## Materials provided:
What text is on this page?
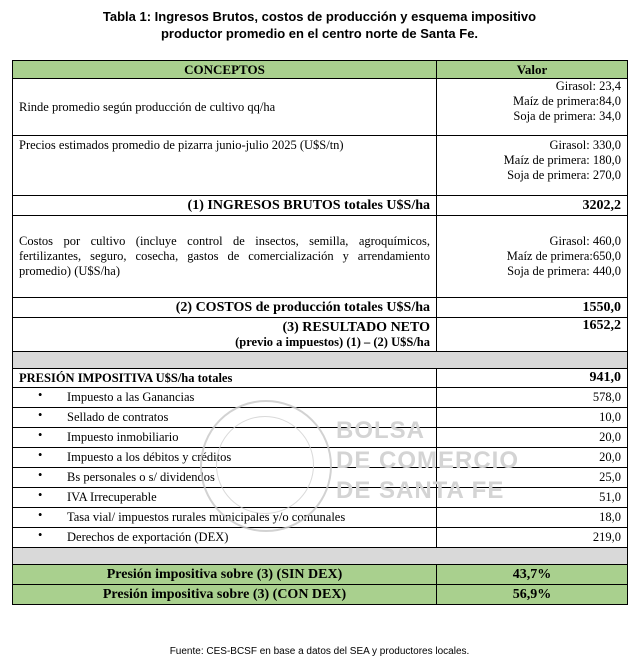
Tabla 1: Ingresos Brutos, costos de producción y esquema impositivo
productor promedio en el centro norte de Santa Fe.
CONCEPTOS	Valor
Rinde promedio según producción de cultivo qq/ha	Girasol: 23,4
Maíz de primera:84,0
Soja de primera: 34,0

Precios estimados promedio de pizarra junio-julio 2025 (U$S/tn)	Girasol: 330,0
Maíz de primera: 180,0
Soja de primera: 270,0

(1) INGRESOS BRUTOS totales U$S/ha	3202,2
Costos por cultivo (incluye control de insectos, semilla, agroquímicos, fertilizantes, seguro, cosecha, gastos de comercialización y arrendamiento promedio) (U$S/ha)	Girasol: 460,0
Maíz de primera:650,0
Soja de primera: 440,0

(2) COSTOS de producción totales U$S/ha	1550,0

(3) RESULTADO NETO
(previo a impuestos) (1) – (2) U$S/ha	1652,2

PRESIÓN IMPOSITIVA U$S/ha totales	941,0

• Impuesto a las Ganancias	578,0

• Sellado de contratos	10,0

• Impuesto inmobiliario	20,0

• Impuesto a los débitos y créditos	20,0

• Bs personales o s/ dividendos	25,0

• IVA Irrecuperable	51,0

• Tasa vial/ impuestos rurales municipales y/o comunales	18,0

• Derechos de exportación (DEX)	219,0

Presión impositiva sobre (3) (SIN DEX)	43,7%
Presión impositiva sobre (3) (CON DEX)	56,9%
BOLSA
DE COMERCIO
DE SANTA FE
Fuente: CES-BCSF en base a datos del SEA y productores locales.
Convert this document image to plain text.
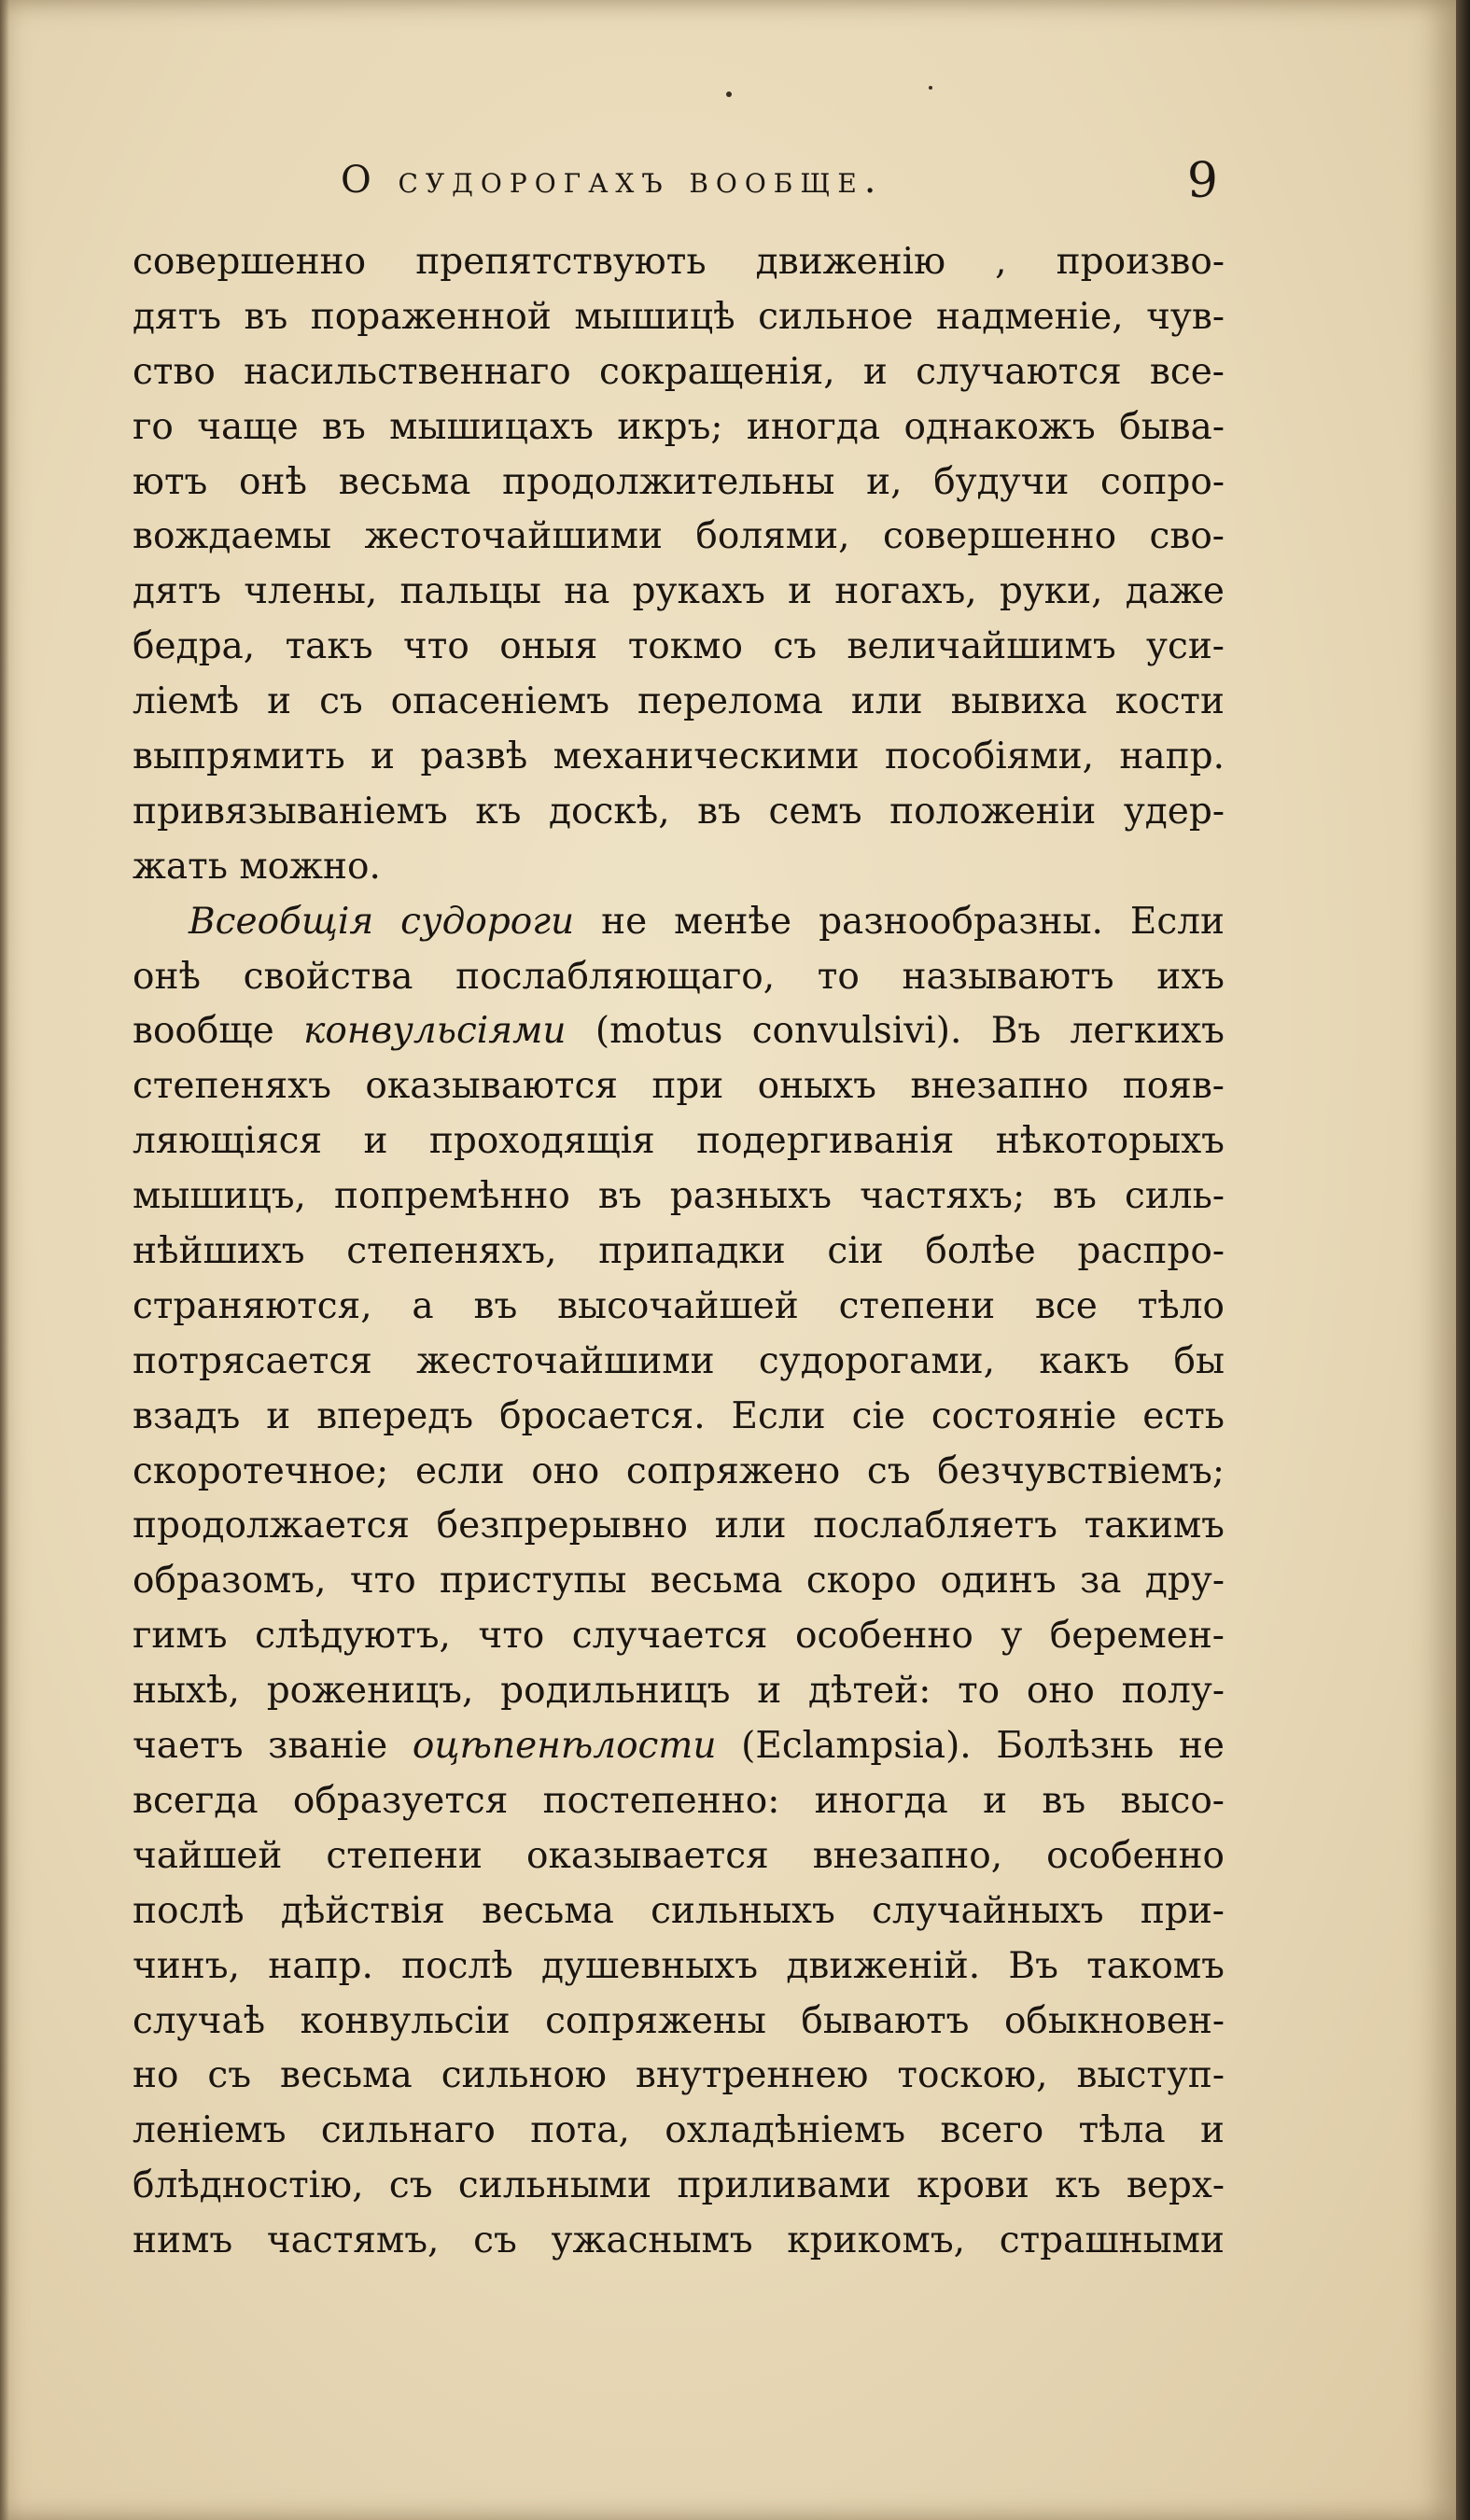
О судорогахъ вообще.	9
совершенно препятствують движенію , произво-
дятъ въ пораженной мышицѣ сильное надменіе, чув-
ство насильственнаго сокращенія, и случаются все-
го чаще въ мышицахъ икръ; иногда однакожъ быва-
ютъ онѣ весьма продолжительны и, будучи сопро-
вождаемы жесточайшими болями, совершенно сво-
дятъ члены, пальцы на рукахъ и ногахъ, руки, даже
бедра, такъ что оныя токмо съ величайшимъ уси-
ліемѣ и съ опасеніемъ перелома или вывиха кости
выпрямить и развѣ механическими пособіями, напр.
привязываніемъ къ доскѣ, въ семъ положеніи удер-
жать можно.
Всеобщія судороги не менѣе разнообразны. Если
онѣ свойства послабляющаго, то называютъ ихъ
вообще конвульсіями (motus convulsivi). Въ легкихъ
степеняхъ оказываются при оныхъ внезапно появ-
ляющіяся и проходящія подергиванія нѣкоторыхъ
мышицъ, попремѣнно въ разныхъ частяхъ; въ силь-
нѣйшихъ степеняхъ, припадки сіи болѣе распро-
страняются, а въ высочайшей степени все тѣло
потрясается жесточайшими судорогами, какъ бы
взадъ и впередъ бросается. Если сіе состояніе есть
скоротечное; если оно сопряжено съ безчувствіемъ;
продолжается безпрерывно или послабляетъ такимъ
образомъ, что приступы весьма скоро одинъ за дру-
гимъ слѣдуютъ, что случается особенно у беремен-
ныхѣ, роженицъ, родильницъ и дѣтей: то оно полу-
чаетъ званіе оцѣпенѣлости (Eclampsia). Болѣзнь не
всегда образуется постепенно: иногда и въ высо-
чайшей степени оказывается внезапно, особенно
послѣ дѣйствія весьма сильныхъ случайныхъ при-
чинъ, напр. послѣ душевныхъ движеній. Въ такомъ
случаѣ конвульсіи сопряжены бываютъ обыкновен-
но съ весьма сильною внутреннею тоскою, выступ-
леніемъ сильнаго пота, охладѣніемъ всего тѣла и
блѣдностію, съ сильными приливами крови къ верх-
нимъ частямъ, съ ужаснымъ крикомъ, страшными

--

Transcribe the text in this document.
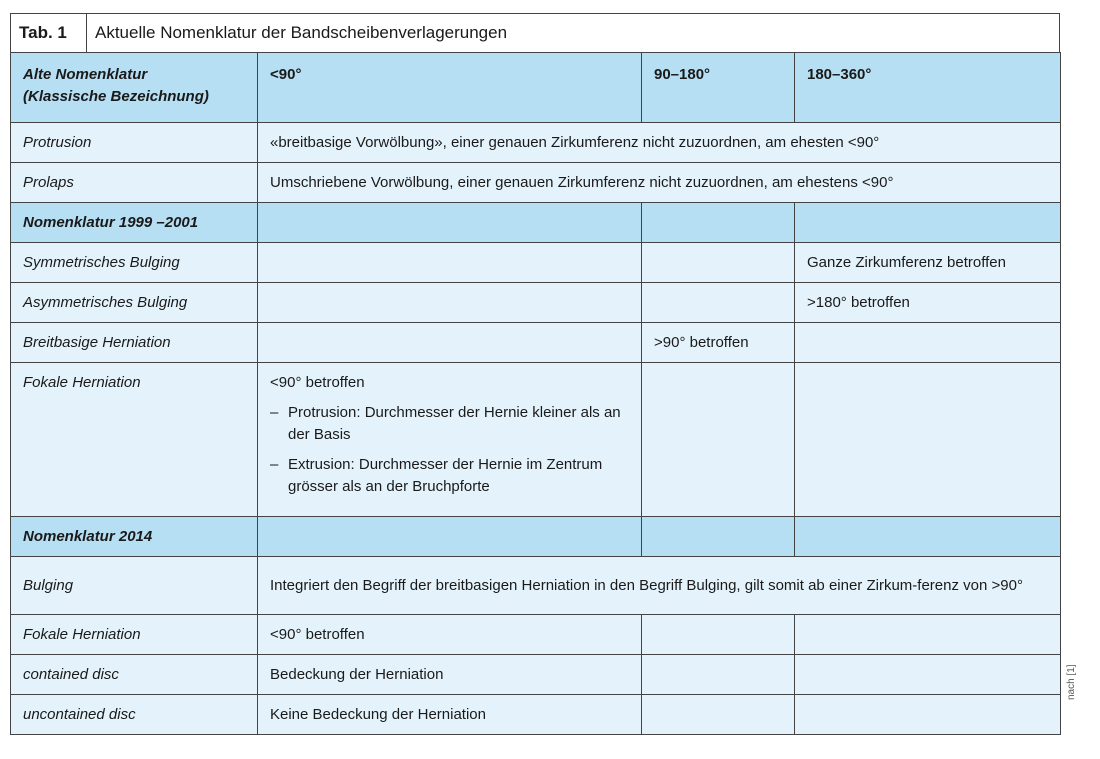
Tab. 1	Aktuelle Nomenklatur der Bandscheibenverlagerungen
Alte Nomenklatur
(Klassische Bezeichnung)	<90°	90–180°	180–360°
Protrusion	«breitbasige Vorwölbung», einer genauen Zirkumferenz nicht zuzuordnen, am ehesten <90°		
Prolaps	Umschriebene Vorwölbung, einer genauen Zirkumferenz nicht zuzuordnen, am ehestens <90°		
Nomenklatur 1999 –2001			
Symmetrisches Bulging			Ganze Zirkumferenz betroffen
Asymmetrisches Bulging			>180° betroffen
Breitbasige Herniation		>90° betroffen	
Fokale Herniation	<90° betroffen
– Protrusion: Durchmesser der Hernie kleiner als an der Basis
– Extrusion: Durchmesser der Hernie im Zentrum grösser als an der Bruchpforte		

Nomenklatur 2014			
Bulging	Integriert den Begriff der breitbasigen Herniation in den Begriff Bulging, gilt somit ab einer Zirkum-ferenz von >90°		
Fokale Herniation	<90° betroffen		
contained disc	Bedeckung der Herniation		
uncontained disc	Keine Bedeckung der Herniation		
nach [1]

## Your task:
Where a line of the data holds "cultivo", show that line.

## Exercise solution:
Rinde promedio según producción de cultivo qq/ha	Girasol: 23,4
Costos por cultivo (incluye control de insectos, semilla, agroquímicos, fertilizantes, seguro, cosecha, gastos de comercialización y arrendamiento promedio) (U$S/ha)	Girasol: 460,0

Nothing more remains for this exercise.